**DIRECTIONS**
Extract every line below, verbatim.

**SUPPLIED RECORDS**
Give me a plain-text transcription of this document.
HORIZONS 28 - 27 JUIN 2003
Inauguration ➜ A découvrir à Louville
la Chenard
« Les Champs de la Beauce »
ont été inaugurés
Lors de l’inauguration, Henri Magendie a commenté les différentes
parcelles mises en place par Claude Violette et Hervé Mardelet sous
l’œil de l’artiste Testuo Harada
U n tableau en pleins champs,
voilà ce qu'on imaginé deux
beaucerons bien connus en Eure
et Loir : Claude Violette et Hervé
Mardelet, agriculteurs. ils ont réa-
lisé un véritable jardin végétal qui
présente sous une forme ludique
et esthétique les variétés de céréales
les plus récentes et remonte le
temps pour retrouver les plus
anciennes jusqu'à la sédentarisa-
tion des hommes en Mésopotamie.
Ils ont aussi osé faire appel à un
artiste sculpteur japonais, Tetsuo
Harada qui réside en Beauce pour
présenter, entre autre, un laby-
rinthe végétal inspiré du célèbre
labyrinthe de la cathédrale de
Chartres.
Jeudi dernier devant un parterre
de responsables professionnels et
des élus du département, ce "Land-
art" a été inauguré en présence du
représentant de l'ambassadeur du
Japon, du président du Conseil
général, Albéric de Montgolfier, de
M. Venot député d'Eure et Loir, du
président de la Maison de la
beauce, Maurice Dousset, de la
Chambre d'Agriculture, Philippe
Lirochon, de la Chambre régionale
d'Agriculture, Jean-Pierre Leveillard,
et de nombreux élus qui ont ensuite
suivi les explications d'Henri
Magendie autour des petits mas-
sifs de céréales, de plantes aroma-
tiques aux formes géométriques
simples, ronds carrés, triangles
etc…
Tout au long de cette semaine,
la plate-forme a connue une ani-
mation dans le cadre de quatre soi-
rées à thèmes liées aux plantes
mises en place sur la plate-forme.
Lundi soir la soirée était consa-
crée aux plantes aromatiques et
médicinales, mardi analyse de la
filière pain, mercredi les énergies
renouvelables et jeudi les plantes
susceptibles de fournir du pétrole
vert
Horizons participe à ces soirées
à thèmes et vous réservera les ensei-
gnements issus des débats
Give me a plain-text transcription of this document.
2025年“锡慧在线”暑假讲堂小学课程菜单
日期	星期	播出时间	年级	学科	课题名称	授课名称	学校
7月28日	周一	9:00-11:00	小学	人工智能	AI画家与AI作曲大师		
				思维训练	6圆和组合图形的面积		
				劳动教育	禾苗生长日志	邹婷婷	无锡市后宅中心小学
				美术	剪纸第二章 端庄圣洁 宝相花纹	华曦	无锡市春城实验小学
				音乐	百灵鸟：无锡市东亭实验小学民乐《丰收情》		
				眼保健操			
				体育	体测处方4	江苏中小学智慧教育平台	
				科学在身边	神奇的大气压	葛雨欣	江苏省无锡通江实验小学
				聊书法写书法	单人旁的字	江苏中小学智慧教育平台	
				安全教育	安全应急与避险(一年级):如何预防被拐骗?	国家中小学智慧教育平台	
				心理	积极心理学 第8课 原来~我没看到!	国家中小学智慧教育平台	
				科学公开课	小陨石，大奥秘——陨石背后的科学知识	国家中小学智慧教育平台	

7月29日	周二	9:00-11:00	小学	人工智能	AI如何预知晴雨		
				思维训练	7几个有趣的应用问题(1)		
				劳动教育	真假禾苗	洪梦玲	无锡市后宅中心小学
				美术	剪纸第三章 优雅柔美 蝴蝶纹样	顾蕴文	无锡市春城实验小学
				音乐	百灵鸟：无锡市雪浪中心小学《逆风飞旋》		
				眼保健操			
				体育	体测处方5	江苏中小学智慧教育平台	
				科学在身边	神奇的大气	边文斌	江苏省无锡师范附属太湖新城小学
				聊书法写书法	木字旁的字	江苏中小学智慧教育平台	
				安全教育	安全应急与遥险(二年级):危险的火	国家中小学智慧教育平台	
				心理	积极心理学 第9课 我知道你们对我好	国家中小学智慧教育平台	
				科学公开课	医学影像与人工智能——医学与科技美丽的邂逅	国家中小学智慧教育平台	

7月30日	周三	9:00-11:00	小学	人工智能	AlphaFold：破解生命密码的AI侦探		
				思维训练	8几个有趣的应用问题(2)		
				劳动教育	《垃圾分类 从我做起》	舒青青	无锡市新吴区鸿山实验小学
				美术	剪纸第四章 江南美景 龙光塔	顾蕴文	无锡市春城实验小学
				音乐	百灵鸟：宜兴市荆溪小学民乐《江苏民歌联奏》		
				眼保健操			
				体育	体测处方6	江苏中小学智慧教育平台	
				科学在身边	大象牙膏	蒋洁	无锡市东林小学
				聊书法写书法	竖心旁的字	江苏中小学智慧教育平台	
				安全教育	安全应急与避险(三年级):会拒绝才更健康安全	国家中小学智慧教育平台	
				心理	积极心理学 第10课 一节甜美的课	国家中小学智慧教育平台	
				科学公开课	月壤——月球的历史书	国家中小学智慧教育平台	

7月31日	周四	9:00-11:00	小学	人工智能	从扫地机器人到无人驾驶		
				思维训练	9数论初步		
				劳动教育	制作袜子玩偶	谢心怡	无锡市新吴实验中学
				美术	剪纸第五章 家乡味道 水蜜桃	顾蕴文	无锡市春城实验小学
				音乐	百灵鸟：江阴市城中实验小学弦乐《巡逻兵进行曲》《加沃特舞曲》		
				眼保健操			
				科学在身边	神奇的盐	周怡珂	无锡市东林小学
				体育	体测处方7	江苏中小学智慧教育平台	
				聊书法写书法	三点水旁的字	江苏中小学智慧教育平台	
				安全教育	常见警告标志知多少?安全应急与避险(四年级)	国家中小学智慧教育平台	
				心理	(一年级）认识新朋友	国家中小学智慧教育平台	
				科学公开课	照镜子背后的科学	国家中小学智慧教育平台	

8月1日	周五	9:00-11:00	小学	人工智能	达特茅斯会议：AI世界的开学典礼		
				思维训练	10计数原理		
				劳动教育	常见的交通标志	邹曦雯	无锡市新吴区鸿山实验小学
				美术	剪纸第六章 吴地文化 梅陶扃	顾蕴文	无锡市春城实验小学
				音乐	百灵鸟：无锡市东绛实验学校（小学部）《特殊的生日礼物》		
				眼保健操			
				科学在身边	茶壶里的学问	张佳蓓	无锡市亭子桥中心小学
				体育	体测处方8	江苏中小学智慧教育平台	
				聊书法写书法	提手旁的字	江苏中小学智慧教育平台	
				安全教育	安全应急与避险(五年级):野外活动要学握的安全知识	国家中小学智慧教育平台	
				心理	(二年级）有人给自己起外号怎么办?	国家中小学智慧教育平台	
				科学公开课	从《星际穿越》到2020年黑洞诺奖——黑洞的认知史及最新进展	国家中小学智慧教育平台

**EXERCISE ANSWER**
Give me a plain-text transcription of this document.
HORIZONS 28 - 27 JUIN 2003
Inauguration ➜ A découvrir à Louville
la Chenard
« Les Champs de la Beauce »
ont été inaugurés
Lors de l’inauguration, Henri Magendie a commenté les différentes
parcelles mises en place par Claude Violette et Hervé Mardelet sous
l’œil de l’artiste Testuo Harada
U n tableau en pleins champs,
voilà ce qu'on imaginé deux
beaucerons bien connus en Eure
et Loir : Claude Violette et Hervé
Mardelet, agriculteurs. ils ont réa-
lisé un véritable jardin végétal qui
présente sous une forme ludique
et esthétique les variétés de céréales
les plus récentes et remonte le
temps pour retrouver les plus
anciennes jusqu'à la sédentarisa-
tion des hommes en Mésopotamie.
Ils ont aussi osé faire appel à un
artiste sculpteur japonais, Tetsuo
Harada qui réside en Beauce pour
présenter, entre autre, un laby-
rinthe végétal inspiré du célèbre
labyrinthe de la cathédrale de
Chartres.
Jeudi dernier devant un parterre
de responsables professionnels et
des élus du département, ce "Land-
art" a été inauguré en présence du
représentant de l'ambassadeur du
Japon, du président du Conseil
général, Albéric de Montgolfier, de
M. Venot député d'Eure et Loir, du
président de la Maison de la
beauce, Maurice Dousset, de la
Chambre d'Agriculture, Philippe
Lirochon, de la Chambre régionale
d'Agriculture, Jean-Pierre Leveillard,
et de nombreux élus qui ont ensuite
suivi les explications d'Henri
Magendie autour des petits mas-
sifs de céréales, de plantes aroma-
tiques aux formes géométriques
simples, ronds carrés, triangles
etc…
Tout au long de cette semaine,
la plate-forme a connue une ani-
mation dans le cadre de quatre soi-
rées à thèmes liées aux plantes
mises en place sur la plate-forme.
Lundi soir la soirée était consa-
crée aux plantes aromatiques et
médicinales, mardi analyse de la
filière pain, mercredi les énergies
renouvelables et jeudi les plantes
susceptibles de fournir du pétrole
vert
Horizons participe à ces soirées
à thèmes et vous réservera les ensei-
gnements issus des débats
Give me a plain-text transcription of this document.
2025年“锡慧在线”暑假讲堂小学课程菜单
日期	星期	播出时间	年级	学科	课题名称	授课名称	学校
7月28日	周一	9:00-11:00	小学	人工智能	AI画家与AI作曲大师		
				思维训练	6圆和组合图形的面积		
				劳动教育	禾苗生长日志	邹婷婷	无锡市后宅中心小学
				美术	剪纸第二章 端庄圣洁 宝相花纹	华曦	无锡市春城实验小学
				音乐	百灵鸟：无锡市东亭实验小学民乐《丰收情》		
				眼保健操			
				体育	体测处方4	江苏中小学智慧教育平台	
				科学在身边	神奇的大气压	葛雨欣	江苏省无锡通江实验小学
				聊书法写书法	单人旁的字	江苏中小学智慧教育平台	
				安全教育	安全应急与避险(一年级):如何预防被拐骗?	国家中小学智慧教育平台	
				心理	积极心理学 第8课 原来~我没看到!	国家中小学智慧教育平台	
				科学公开课	小陨石，大奥秘——陨石背后的科学知识	国家中小学智慧教育平台	

7月29日	周二	9:00-11:00	小学	人工智能	AI如何预知晴雨		
				思维训练	7几个有趣的应用问题(1)		
				劳动教育	真假禾苗	洪梦玲	无锡市后宅中心小学
				美术	剪纸第三章 优雅柔美 蝴蝶纹样	顾蕴文	无锡市春城实验小学
				音乐	百灵鸟：无锡市雪浪中心小学《逆风飞旋》		
				眼保健操			
				体育	体测处方5	江苏中小学智慧教育平台	
				科学在身边	神奇的大气	边文斌	江苏省无锡师范附属太湖新城小学
				聊书法写书法	木字旁的字	江苏中小学智慧教育平台	
				安全教育	安全应急与遥险(二年级):危险的火	国家中小学智慧教育平台	
				心理	积极心理学 第9课 我知道你们对我好	国家中小学智慧教育平台	
				科学公开课	医学影像与人工智能——医学与科技美丽的邂逅	国家中小学智慧教育平台	

7月30日	周三	9:00-11:00	小学	人工智能	AlphaFold：破解生命密码的AI侦探		
				思维训练	8几个有趣的应用问题(2)		
				劳动教育	《垃圾分类 从我做起》	舒青青	无锡市新吴区鸿山实验小学
				美术	剪纸第四章 江南美景 龙光塔	顾蕴文	无锡市春城实验小学
				音乐	百灵鸟：宜兴市荆溪小学民乐《江苏民歌联奏》		
				眼保健操			
				体育	体测处方6	江苏中小学智慧教育平台	
				科学在身边	大象牙膏	蒋洁	无锡市东林小学
				聊书法写书法	竖心旁的字	江苏中小学智慧教育平台	
				安全教育	安全应急与避险(三年级):会拒绝才更健康安全	国家中小学智慧教育平台	
				心理	积极心理学 第10课 一节甜美的课	国家中小学智慧教育平台	
				科学公开课	月壤——月球的历史书	国家中小学智慧教育平台	

7月31日	周四	9:00-11:00	小学	人工智能	从扫地机器人到无人驾驶		
				思维训练	9数论初步		
				劳动教育	制作袜子玩偶	谢心怡	无锡市新吴实验中学
				美术	剪纸第五章 家乡味道 水蜜桃	顾蕴文	无锡市春城实验小学
				音乐	百灵鸟：江阴市城中实验小学弦乐《巡逻兵进行曲》《加沃特舞曲》		
				眼保健操			
				科学在身边	神奇的盐	周怡珂	无锡市东林小学
				体育	体测处方7	江苏中小学智慧教育平台	
				聊书法写书法	三点水旁的字	江苏中小学智慧教育平台	
				安全教育	常见警告标志知多少?安全应急与避险(四年级)	国家中小学智慧教育平台	
				心理	(一年级）认识新朋友	国家中小学智慧教育平台	
				科学公开课	照镜子背后的科学	国家中小学智慧教育平台	

8月1日	周五	9:00-11:00	小学	人工智能	达特茅斯会议：AI世界的开学典礼		
				思维训练	10计数原理		
				劳动教育	常见的交通标志	邹曦雯	无锡市新吴区鸿山实验小学
				美术	剪纸第六章 吴地文化 梅陶扃	顾蕴文	无锡市春城实验小学
				音乐	百灵鸟：无锡市东绛实验学校（小学部）《特殊的生日礼物》		
				眼保健操			
				科学在身边	茶壶里的学问	张佳蓓	无锡市亭子桥中心小学
				体育	体测处方8	江苏中小学智慧教育平台	
				聊书法写书法	提手旁的字	江苏中小学智慧教育平台	
				安全教育	安全应急与避险(五年级):野外活动要学握的安全知识	国家中小学智慧教育平台	
				心理	(二年级）有人给自己起外号怎么办?	国家中小学智慧教育平台	
				科学公开课	从《星际穿越》到2020年黑洞诺奖——黑洞的认知史及最新进展	国家中小学智慧教育平台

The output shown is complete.